━━━━━ Data supplied

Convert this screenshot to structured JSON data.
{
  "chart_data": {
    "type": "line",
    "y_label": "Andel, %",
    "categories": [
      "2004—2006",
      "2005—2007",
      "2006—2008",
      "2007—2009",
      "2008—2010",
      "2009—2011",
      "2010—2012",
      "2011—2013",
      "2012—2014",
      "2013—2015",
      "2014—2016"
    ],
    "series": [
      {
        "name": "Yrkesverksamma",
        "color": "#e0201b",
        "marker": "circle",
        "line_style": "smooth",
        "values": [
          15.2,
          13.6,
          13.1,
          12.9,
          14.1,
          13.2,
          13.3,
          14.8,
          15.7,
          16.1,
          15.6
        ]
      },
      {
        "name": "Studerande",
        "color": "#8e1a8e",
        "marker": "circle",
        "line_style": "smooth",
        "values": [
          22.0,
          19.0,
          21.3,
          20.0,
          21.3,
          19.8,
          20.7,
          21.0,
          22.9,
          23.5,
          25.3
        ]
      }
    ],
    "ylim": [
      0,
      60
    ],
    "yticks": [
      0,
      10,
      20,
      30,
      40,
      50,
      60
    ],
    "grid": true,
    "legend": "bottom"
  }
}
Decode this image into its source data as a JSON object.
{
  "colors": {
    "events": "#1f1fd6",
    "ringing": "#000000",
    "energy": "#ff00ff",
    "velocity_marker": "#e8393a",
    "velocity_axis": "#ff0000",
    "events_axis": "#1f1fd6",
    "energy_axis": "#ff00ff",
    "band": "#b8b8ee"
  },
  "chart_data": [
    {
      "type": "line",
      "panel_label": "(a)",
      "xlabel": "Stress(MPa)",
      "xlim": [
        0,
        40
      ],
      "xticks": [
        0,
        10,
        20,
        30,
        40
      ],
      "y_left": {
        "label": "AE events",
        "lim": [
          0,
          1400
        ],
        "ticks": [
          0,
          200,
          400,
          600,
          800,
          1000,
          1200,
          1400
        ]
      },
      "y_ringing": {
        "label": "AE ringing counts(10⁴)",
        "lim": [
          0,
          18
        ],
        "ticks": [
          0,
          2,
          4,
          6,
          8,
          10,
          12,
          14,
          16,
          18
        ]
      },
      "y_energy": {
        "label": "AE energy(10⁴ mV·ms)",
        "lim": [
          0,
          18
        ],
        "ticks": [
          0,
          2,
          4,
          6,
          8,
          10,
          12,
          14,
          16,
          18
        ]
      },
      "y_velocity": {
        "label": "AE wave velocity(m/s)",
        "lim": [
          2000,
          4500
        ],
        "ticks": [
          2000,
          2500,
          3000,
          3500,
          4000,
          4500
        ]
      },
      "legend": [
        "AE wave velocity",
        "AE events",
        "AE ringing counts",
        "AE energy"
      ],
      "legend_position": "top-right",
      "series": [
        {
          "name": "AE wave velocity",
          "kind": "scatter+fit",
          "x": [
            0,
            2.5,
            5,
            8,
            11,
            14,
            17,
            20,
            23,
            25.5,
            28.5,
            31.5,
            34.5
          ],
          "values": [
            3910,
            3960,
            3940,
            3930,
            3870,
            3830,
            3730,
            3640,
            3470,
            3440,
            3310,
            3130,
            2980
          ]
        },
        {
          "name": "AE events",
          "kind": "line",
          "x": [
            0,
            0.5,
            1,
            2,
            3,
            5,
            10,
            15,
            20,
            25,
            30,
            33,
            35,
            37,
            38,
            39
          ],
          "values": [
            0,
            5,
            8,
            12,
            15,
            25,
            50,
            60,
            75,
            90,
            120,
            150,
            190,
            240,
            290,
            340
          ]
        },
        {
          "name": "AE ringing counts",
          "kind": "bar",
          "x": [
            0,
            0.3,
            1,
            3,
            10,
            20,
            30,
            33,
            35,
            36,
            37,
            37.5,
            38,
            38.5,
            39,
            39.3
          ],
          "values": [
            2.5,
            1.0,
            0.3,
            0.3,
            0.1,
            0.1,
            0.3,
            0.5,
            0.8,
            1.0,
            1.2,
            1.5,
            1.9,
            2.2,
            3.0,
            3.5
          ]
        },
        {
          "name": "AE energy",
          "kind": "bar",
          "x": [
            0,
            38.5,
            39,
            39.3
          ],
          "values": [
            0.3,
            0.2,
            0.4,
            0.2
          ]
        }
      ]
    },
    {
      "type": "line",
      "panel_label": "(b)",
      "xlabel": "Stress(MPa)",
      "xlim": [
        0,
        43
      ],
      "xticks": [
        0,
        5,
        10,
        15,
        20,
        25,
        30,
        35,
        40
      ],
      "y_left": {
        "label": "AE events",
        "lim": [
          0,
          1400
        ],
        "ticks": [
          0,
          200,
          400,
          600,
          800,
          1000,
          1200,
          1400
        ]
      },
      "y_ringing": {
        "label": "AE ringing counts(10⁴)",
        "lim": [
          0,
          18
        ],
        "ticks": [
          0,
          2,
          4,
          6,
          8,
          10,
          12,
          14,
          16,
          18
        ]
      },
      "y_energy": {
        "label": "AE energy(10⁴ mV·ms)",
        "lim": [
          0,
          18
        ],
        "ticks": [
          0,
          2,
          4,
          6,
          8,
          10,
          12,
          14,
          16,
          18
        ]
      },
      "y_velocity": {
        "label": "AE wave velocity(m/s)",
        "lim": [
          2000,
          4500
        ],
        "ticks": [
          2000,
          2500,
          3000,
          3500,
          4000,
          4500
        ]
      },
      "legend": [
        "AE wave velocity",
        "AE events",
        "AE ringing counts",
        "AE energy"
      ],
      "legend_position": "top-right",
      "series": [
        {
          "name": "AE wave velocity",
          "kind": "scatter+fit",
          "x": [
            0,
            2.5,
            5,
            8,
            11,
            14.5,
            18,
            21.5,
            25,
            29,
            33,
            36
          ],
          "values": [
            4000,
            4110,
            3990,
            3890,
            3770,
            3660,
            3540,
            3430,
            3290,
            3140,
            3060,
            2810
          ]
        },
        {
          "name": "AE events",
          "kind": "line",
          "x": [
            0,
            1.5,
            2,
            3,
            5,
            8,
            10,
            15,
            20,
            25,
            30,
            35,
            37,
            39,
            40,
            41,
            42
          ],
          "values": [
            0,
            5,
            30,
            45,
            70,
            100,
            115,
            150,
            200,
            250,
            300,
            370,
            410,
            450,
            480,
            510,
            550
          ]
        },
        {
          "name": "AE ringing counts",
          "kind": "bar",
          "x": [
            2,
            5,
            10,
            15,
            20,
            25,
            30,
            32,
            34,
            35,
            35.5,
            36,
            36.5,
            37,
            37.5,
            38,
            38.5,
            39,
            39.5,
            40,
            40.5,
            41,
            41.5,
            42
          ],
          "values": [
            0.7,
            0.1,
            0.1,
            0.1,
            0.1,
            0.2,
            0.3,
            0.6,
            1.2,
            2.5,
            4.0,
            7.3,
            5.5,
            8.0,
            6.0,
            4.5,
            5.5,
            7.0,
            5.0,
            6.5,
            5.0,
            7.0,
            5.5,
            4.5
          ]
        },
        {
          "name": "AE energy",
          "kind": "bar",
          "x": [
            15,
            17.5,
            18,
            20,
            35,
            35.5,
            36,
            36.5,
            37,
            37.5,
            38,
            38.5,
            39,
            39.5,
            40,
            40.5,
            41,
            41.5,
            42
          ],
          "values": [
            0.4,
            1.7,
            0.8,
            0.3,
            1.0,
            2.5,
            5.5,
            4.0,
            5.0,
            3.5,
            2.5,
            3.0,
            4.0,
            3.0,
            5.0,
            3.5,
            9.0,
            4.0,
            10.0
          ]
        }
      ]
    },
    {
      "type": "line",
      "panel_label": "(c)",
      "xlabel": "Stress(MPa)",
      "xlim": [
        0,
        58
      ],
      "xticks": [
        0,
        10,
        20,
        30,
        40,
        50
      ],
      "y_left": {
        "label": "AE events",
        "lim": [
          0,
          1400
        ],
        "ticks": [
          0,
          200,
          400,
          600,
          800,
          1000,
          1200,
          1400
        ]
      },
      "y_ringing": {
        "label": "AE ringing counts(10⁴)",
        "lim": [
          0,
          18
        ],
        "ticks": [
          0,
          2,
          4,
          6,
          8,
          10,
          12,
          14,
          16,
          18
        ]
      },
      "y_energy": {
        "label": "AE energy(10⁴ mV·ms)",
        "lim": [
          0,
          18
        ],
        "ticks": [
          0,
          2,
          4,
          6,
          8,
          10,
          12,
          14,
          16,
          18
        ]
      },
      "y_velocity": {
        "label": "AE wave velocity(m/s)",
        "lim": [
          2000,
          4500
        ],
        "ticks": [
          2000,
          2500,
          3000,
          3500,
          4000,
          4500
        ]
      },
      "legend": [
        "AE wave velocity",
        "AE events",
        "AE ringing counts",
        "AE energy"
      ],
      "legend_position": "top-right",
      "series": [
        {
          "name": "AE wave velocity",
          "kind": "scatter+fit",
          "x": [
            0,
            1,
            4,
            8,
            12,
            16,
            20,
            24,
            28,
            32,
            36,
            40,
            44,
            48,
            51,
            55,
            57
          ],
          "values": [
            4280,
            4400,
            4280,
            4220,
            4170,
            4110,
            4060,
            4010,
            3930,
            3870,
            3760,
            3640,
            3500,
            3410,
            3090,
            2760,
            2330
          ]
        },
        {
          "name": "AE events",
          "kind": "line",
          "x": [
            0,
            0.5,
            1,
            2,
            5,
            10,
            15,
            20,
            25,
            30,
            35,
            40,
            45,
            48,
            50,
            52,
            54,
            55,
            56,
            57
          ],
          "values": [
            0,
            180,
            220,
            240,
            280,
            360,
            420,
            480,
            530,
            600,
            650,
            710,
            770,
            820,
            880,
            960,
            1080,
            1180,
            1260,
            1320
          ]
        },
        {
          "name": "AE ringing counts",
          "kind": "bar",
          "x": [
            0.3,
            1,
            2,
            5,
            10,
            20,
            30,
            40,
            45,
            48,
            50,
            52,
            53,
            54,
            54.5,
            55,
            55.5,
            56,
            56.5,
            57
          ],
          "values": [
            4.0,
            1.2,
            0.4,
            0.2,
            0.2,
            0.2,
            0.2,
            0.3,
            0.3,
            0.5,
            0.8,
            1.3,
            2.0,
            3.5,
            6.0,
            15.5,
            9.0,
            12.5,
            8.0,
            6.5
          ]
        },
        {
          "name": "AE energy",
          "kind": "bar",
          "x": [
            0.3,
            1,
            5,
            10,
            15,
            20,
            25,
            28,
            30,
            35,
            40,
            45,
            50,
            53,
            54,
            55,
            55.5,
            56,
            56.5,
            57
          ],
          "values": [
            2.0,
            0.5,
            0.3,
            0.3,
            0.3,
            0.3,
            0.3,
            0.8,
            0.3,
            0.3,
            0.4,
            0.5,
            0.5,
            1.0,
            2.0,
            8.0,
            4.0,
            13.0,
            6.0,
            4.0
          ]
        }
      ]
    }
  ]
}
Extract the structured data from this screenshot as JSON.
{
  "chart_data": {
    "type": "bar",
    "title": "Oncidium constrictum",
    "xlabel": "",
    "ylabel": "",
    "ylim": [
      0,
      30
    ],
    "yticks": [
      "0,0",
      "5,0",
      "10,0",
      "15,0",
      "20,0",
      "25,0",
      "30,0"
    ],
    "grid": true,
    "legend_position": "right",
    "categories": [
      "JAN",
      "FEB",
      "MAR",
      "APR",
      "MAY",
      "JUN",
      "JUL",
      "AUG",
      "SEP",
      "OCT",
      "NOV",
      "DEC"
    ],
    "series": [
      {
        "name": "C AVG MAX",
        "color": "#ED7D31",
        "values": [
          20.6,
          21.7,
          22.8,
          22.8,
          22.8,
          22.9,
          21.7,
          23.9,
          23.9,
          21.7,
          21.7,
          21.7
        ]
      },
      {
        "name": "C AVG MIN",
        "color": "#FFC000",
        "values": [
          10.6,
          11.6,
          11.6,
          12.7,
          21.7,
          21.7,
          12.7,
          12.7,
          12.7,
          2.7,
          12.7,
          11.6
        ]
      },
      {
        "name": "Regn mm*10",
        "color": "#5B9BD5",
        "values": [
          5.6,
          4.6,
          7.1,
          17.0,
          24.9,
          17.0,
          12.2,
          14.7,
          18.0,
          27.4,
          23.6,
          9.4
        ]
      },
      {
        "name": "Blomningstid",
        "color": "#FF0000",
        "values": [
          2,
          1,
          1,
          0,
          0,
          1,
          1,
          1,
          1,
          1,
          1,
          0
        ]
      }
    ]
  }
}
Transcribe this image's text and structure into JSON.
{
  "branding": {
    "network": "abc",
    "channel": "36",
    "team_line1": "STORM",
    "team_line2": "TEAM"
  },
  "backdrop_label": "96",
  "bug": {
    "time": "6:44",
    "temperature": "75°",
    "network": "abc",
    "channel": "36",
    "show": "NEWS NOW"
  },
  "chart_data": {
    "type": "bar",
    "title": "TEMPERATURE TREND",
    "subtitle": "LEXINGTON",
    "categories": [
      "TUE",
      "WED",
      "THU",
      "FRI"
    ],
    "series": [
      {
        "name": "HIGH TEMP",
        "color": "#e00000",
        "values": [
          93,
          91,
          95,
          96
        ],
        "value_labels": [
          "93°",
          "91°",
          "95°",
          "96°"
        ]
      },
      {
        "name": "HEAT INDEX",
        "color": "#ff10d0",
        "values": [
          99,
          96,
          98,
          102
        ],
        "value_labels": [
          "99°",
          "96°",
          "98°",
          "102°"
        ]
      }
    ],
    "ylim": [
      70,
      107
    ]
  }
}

━━━━━━━━━━

## Your goal
Check each line of the entries for the string "this". Copy the lines that have it.

## Full solution
Convert this screenshot to structured JSON data.
Decode this image into its source data as a JSON object.
Extract the structured data from this screenshot as JSON.
Transcribe this image's text and structure into JSON.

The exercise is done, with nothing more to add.